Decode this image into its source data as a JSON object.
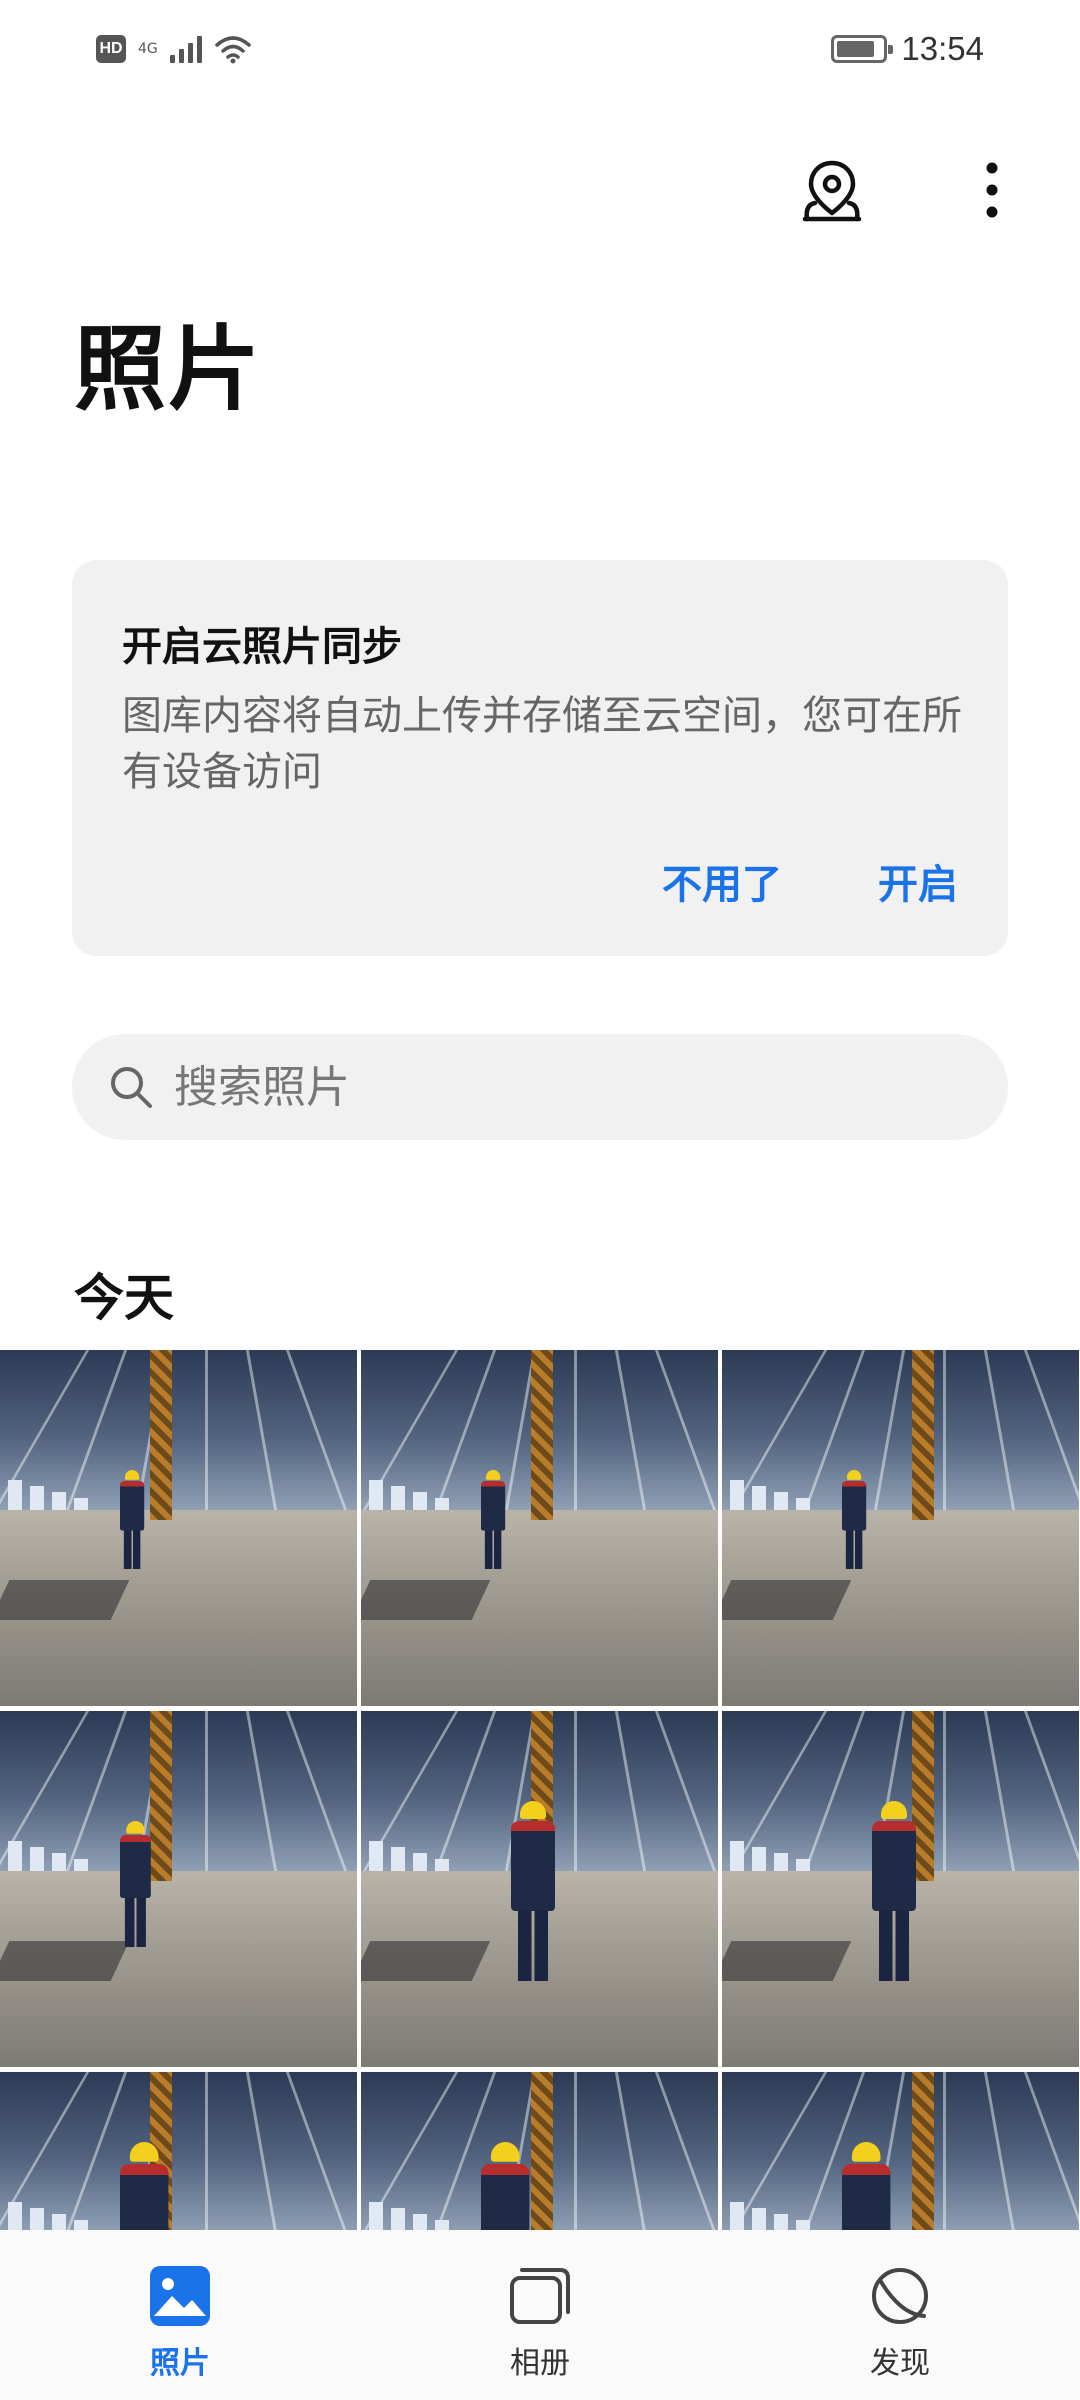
{
  "status_bar": {
    "hd": "HD",
    "network": "4G",
    "time": "13:54",
    "battery_level": 0.85
  },
  "header": {
    "title": "照片",
    "location_icon": "location-pin-icon",
    "more_icon": "more-vertical-icon"
  },
  "sync_card": {
    "title": "开启云照片同步",
    "description": "图库内容将自动上传并存储至云空间，您可在所有设备访问",
    "dismiss_label": "不用了",
    "enable_label": "开启"
  },
  "search": {
    "placeholder": "搜索照片",
    "icon": "search-icon"
  },
  "section": {
    "label": "今天"
  },
  "photos": {
    "count_visible": 9
  },
  "bottom_nav": {
    "items": [
      {
        "label": "照片",
        "icon": "photos-icon",
        "active": true
      },
      {
        "label": "相册",
        "icon": "albums-icon",
        "active": false
      },
      {
        "label": "发现",
        "icon": "discover-icon",
        "active": false
      }
    ]
  },
  "colors": {
    "accent": "#1a73e8",
    "card_bg": "#f1f1f1"
  }
}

## [Problem to solve]
Strip out the images, then output the records above word for word.

## [The output]
Decode this image into its source data as a JSON object.
{
  "status_bar": {
    "hd": "HD",
    "network": "4G",
    "time": "13:54",
    "battery_level": 0.85
  },
  "header": {
    "title": "照片",
    "location_icon": "location-pin-icon",
    "more_icon": "more-vertical-icon"
  },
  "sync_card": {
    "title": "开启云照片同步",
    "description": "图库内容将自动上传并存储至云空间，您可在所有设备访问",
    "dismiss_label": "不用了",
    "enable_label": "开启"
  },
  "search": {
    "placeholder": "搜索照片",
    "icon": "search-icon"
  },
  "section": {
    "label": "今天"
  },
  "photos": {
    "count_visible": 9
  },
  "bottom_nav": {
    "items": [
      {
        "label": "照片",
        "icon": "photos-icon",
        "active": true
      },
      {
        "label": "相册",
        "icon": "albums-icon",
        "active": false
      },
      {
        "label": "发现",
        "icon": "discover-icon",
        "active": false
      }
    ]
  },
  "colors": {
    "accent": "#1a73e8",
    "card_bg": "#f1f1f1"
  }
}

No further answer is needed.